Data entries –
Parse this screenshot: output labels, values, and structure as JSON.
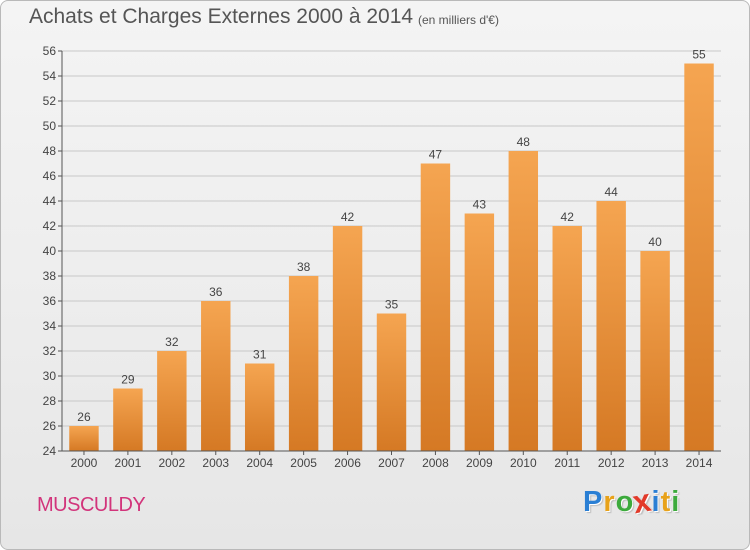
{
  "header": {
    "title": "Achats et Charges Externes 2000 à 2014",
    "unit": "(en milliers d'€)"
  },
  "commune": "MUSCULDY",
  "logo": {
    "letters": [
      "P",
      "r",
      "o",
      "x",
      "i",
      "t",
      "i"
    ],
    "colors": [
      "#2a7fd4",
      "#e8a21a",
      "#3caa3c",
      "#e23a2a",
      "#2a7fd4",
      "#e8a21a",
      "#3caa3c"
    ]
  },
  "colors": {
    "bar_light": "#f5a551",
    "bar_dark": "#d57924",
    "grid": "#c8c8c8",
    "axis": "#555555",
    "label": "#444444",
    "commune": "#d2347b"
  },
  "chart_data": {
    "type": "bar",
    "categories": [
      "2000",
      "2001",
      "2002",
      "2003",
      "2004",
      "2005",
      "2006",
      "2007",
      "2008",
      "2009",
      "2010",
      "2011",
      "2012",
      "2013",
      "2014"
    ],
    "values": [
      26,
      29,
      32,
      36,
      31,
      38,
      42,
      35,
      47,
      43,
      48,
      42,
      44,
      40,
      55
    ],
    "title": "Achats et Charges Externes 2000 à 2014",
    "ylim": [
      24,
      56
    ],
    "yticks": [
      24,
      26,
      28,
      30,
      32,
      34,
      36,
      38,
      40,
      42,
      44,
      46,
      48,
      50,
      52,
      54,
      56
    ],
    "grid": true,
    "data_labels": true
  }
}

Task description – Gather, from the listing above, every line carrying the word "values".

Task response –
Parse this screenshot: output labels, values, and structure as JSON.
    "values": [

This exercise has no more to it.